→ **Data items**
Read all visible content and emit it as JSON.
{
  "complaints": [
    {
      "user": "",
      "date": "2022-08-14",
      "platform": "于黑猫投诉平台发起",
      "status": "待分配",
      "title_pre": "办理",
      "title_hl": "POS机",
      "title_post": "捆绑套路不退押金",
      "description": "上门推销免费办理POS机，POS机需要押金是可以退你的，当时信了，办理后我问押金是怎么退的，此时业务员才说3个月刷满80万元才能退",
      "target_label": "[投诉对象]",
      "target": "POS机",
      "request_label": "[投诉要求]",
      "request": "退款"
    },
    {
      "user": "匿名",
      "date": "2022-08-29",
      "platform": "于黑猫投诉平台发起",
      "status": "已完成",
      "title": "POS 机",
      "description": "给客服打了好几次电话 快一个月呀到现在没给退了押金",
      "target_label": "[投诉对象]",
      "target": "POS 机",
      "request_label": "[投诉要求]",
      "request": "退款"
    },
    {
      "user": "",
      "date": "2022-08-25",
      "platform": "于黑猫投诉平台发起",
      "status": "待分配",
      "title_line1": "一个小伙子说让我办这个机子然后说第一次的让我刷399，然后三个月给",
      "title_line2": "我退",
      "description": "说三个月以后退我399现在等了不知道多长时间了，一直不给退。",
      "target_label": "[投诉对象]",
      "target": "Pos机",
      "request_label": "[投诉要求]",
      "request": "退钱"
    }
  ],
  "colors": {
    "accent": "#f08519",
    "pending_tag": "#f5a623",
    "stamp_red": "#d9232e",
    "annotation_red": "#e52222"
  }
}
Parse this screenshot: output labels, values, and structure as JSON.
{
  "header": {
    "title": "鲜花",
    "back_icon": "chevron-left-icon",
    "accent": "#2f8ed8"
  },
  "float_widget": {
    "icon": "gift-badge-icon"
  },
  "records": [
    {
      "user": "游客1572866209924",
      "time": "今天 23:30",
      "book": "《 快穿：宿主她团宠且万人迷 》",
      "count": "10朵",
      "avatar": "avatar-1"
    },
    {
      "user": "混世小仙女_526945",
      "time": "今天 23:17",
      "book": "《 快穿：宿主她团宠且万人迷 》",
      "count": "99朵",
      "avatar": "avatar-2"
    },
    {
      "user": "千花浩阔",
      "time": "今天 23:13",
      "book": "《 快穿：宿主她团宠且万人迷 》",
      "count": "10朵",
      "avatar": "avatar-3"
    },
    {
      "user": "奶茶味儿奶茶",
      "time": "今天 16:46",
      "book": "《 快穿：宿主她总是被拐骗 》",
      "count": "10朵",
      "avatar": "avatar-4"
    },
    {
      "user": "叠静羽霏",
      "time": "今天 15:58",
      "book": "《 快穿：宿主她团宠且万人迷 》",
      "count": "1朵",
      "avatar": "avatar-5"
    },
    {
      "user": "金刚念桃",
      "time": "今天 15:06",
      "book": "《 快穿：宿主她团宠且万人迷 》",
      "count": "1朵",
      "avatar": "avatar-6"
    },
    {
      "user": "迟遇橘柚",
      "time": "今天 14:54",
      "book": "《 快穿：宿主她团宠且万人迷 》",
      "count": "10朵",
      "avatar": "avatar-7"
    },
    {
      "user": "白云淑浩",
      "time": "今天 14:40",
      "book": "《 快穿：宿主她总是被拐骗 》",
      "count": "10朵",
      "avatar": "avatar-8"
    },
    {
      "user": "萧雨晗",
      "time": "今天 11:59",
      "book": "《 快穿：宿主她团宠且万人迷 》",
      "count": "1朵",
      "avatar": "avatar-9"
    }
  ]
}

→ **Instructions to follow**
Quote, word for word, every line starting at the one that contains "Parse this screenshot: output" and ending with the final line of the entries.

→ **Correct output**
Parse this screenshot: output labels, values, and structure as JSON.
{
  "header": {
    "title": "鲜花",
    "back_icon": "chevron-left-icon",
    "accent": "#2f8ed8"
  },
  "float_widget": {
    "icon": "gift-badge-icon"
  },
  "records": [
    {
      "user": "游客1572866209924",
      "time": "今天 23:30",
      "book": "《 快穿：宿主她团宠且万人迷 》",
      "count": "10朵",
      "avatar": "avatar-1"
    },
    {
      "user": "混世小仙女_526945",
      "time": "今天 23:17",
      "book": "《 快穿：宿主她团宠且万人迷 》",
      "count": "99朵",
      "avatar": "avatar-2"
    },
    {
      "user": "千花浩阔",
      "time": "今天 23:13",
      "book": "《 快穿：宿主她团宠且万人迷 》",
      "count": "10朵",
      "avatar": "avatar-3"
    },
    {
      "user": "奶茶味儿奶茶",
      "time": "今天 16:46",
      "book": "《 快穿：宿主她总是被拐骗 》",
      "count": "10朵",
      "avatar": "avatar-4"
    },
    {
      "user": "叠静羽霏",
      "time": "今天 15:58",
      "book": "《 快穿：宿主她团宠且万人迷 》",
      "count": "1朵",
      "avatar": "avatar-5"
    },
    {
      "user": "金刚念桃",
      "time": "今天 15:06",
      "book": "《 快穿：宿主她团宠且万人迷 》",
      "count": "1朵",
      "avatar": "avatar-6"
    },
    {
      "user": "迟遇橘柚",
      "time": "今天 14:54",
      "book": "《 快穿：宿主她团宠且万人迷 》",
      "count": "10朵",
      "avatar": "avatar-7"
    },
    {
      "user": "白云淑浩",
      "time": "今天 14:40",
      "book": "《 快穿：宿主她总是被拐骗 》",
      "count": "10朵",
      "avatar": "avatar-8"
    },
    {
      "user": "萧雨晗",
      "time": "今天 11:59",
      "book": "《 快穿：宿主她团宠且万人迷 》",
      "count": "1朵",
      "avatar": "avatar-9"
    }
  ]
}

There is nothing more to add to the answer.